Begin RECORD LIST

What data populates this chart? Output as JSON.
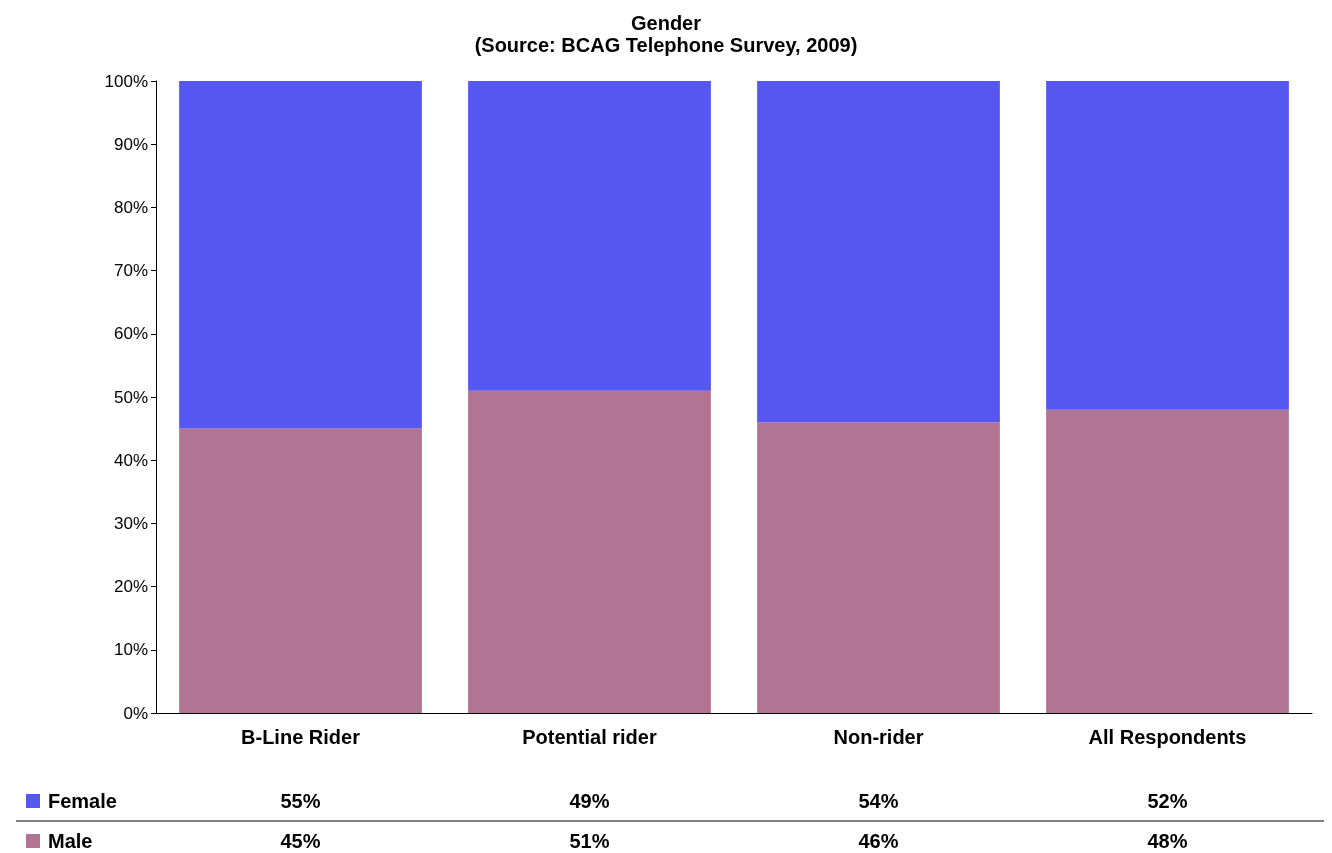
{
  "chart_data": {
    "type": "bar",
    "title": "Gender",
    "subtitle": "(Source: BCAG Telephone Survey, 2009)",
    "categories": [
      "B-Line Rider",
      "Potential rider",
      "Non-rider",
      "All Respondents"
    ],
    "stacked": true,
    "ylim": [
      0,
      100
    ],
    "yticks": [
      {
        "value": 0,
        "label": "0%"
      },
      {
        "value": 10,
        "label": "10%"
      },
      {
        "value": 20,
        "label": "20%"
      },
      {
        "value": 30,
        "label": "30%"
      },
      {
        "value": 40,
        "label": "40%"
      },
      {
        "value": 50,
        "label": "50%"
      },
      {
        "value": 60,
        "label": "60%"
      },
      {
        "value": 70,
        "label": "70%"
      },
      {
        "value": 80,
        "label": "80%"
      },
      {
        "value": 90,
        "label": "90%"
      },
      {
        "value": 100,
        "label": "100%"
      }
    ],
    "series": [
      {
        "name": "Male",
        "color": "#b27493",
        "values": [
          45,
          51,
          46,
          48
        ],
        "value_labels": [
          "45%",
          "51%",
          "46%",
          "48%"
        ]
      },
      {
        "name": "Female",
        "color": "#5656f0",
        "values": [
          55,
          49,
          54,
          52
        ],
        "value_labels": [
          "55%",
          "49%",
          "54%",
          "52%"
        ]
      }
    ],
    "grid": false,
    "legend": "bottom"
  }
}
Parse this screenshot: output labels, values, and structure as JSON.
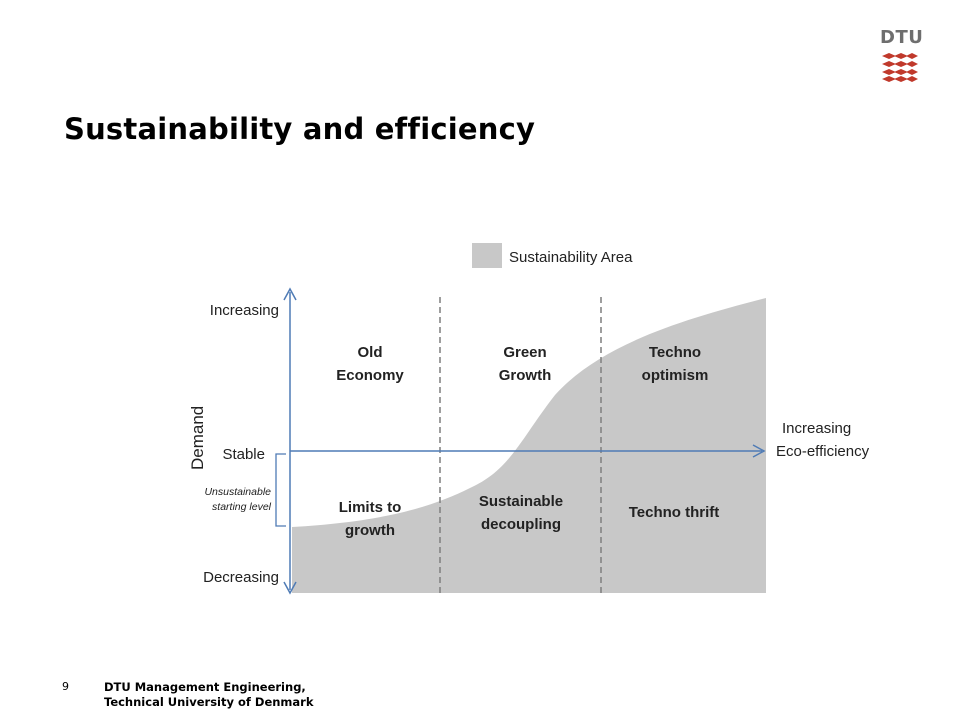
{
  "slide": {
    "title": "Sustainability and efficiency",
    "page_number": "9",
    "footer_line1": "DTU Management Engineering,",
    "footer_line2": "Technical University of Denmark"
  },
  "logo": {
    "text": "DTU",
    "color": "#c0392b"
  },
  "diagram": {
    "legend_label": "Sustainability Area",
    "y_axis_title": "Demand",
    "y_levels": {
      "top": "Increasing",
      "middle": "Stable",
      "bottom": "Decreasing"
    },
    "bracket_label_line1": "Unsustainable",
    "bracket_label_line2": "starting level",
    "x_axis_line1": "Increasing",
    "x_axis_line2": "Eco-efficiency",
    "quadrants": {
      "old_economy": [
        "Old",
        "Economy"
      ],
      "green_growth": [
        "Green",
        "Growth"
      ],
      "techno_optimism": [
        "Techno",
        "optimism"
      ],
      "limits_to_growth": [
        "Limits to",
        "growth"
      ],
      "sustainable_decoupling": [
        "Sustainable",
        "decoupling"
      ],
      "techno_thrift": [
        "Techno thrift"
      ]
    },
    "colors": {
      "area_fill": "#c8c8c8",
      "axis": "#4f7bb5",
      "divider": "#7f7f7f"
    }
  }
}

End RECORD LIST

Show each line in the entries that holds the string "this".

What data populates this chart? Output as JSON.
Parse this screenshot: output labels, values, and structure as JSON.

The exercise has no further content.